● **EXERCISE DETAILS**: Locate each line in the records containing "excellent". Copy it.

──────── LISTED RECORDS

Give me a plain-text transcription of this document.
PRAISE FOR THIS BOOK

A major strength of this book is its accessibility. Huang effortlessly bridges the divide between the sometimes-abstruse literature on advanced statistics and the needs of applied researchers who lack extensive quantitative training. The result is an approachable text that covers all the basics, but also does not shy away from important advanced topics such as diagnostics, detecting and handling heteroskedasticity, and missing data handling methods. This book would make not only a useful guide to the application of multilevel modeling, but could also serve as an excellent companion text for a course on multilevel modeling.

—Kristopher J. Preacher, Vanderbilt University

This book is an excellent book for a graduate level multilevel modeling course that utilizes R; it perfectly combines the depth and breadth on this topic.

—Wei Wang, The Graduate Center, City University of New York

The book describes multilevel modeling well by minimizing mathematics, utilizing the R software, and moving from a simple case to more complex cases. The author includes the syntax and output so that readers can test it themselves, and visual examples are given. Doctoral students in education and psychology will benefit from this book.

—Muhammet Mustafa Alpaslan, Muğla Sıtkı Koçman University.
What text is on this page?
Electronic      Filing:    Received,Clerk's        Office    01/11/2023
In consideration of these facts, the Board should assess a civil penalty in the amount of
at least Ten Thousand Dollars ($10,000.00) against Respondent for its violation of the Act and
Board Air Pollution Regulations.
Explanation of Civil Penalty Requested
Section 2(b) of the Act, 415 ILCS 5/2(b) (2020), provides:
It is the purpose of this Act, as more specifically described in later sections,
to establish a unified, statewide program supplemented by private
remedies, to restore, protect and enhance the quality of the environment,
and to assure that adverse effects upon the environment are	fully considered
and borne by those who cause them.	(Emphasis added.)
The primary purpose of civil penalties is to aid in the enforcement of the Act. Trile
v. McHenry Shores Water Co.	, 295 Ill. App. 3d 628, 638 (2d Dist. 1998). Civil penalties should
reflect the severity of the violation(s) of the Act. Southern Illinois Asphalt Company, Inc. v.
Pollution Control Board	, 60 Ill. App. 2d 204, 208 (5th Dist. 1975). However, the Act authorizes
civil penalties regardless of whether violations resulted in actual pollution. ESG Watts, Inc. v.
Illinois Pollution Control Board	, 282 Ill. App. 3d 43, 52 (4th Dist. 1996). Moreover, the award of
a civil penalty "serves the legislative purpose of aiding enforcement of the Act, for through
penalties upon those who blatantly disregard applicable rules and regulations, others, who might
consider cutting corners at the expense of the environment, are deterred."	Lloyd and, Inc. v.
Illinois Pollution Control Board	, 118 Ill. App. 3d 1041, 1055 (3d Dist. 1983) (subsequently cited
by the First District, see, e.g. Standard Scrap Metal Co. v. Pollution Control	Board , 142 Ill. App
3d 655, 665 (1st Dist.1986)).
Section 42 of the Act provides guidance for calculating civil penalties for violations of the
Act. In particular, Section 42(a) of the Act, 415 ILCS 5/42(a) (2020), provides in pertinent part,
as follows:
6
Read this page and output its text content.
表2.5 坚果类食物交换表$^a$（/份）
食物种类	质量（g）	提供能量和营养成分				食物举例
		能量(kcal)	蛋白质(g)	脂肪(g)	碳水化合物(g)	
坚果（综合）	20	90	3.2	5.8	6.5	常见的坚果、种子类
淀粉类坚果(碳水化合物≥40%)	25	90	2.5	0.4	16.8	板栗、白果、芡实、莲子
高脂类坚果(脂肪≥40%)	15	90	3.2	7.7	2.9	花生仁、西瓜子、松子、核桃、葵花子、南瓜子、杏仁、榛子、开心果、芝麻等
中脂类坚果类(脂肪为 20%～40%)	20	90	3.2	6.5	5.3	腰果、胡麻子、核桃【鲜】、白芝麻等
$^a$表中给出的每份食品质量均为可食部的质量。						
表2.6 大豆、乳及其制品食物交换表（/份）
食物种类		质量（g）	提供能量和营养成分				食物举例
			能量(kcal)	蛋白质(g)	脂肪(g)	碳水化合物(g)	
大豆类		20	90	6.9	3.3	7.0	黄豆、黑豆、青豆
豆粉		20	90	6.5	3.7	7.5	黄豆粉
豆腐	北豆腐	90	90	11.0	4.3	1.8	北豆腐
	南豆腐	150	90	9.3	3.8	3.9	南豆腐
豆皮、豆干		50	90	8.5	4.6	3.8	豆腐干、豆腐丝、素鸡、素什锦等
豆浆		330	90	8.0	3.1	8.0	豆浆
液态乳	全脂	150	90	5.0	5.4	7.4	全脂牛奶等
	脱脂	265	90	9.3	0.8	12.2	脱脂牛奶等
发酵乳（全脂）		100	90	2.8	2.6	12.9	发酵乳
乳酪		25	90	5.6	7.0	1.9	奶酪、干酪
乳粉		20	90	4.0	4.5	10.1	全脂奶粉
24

────────────────

● **FULL RESPONSE**:
A major strength of this book is its accessibility. Huang effortlessly bridges the divide between the sometimes-abstruse literature on advanced statistics and the needs of applied researchers who lack extensive quantitative training. The result is an approachable text that covers all the basics, but also does not shy away from important advanced topics such as diagnostics, detecting and handling heteroskedasticity, and missing data handling methods. This book would make not only a useful guide to the application of multilevel modeling, but could also serve as an excellent companion text for a course on multilevel modeling.
This book is an excellent book for a graduate level multilevel modeling course that utilizes R; it perfectly combines the depth and breadth on this topic.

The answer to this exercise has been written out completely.